**Given task:** Repeat every record below exactly, omitting any pictures.
-*-*-
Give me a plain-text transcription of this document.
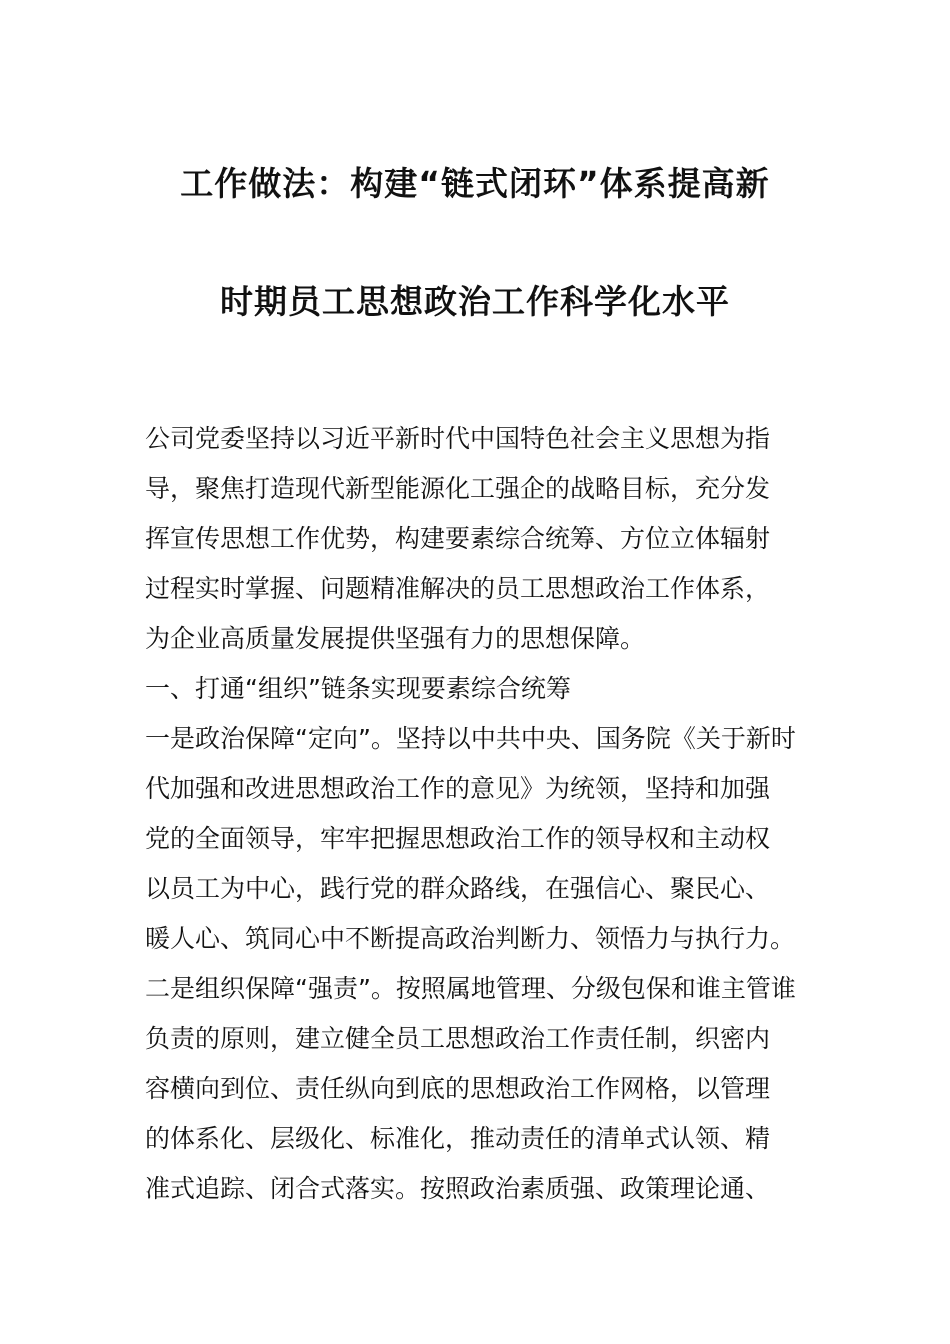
工作做法：构建“链式闭环”体系提高新
时期员工思想政治工作科学化水平
公司党委坚持以习近平新时代中国特色社会主义思想为指
导，聚焦打造现代新型能源化工强企的战略目标，充分发
挥宣传思想工作优势，构建要素综合统筹、方位立体辐射
过程实时掌握、问题精准解决的员工思想政治工作体系，
为企业高质量发展提供坚强有力的思想保障。
一、打通“组织”链条实现要素综合统筹
一是政治保障“定向”。坚持以中共中央、国务院《关于新时
代加强和改进思想政治工作的意见》为统领，坚持和加强
党的全面领导，牢牢把握思想政治工作的领导权和主动权
以员工为中心，践行党的群众路线，在强信心、聚民心、
暖人心、筑同心中不断提高政治判断力、领悟力与执行力。
二是组织保障“强责”。按照属地管理、分级包保和谁主管谁
负责的原则，建立健全员工思想政治工作责任制，织密内
容横向到位、责任纵向到底的思想政治工作网格，以管理
的体系化、层级化、标准化，推动责任的清单式认领、精
准式追踪、闭合式落实。按照政治素质强、政策理论通、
-*-*-
**Answer below:**
Give me a plain-text transcription of this document.
工作做法：构建“链式闭环”体系提高新
时期员工思想政治工作科学化水平
公司党委坚持以习近平新时代中国特色社会主义思想为指
导，聚焦打造现代新型能源化工强企的战略目标，充分发
挥宣传思想工作优势，构建要素综合统筹、方位立体辐射
过程实时掌握、问题精准解决的员工思想政治工作体系，
为企业高质量发展提供坚强有力的思想保障。
一、打通“组织”链条实现要素综合统筹
一是政治保障“定向”。坚持以中共中央、国务院《关于新时
代加强和改进思想政治工作的意见》为统领，坚持和加强
党的全面领导，牢牢把握思想政治工作的领导权和主动权
以员工为中心，践行党的群众路线，在强信心、聚民心、
暖人心、筑同心中不断提高政治判断力、领悟力与执行力。
二是组织保障“强责”。按照属地管理、分级包保和谁主管谁
负责的原则，建立健全员工思想政治工作责任制，织密内
容横向到位、责任纵向到底的思想政治工作网格，以管理
的体系化、层级化、标准化，推动责任的清单式认领、精
准式追踪、闭合式落实。按照政治素质强、政策理论通、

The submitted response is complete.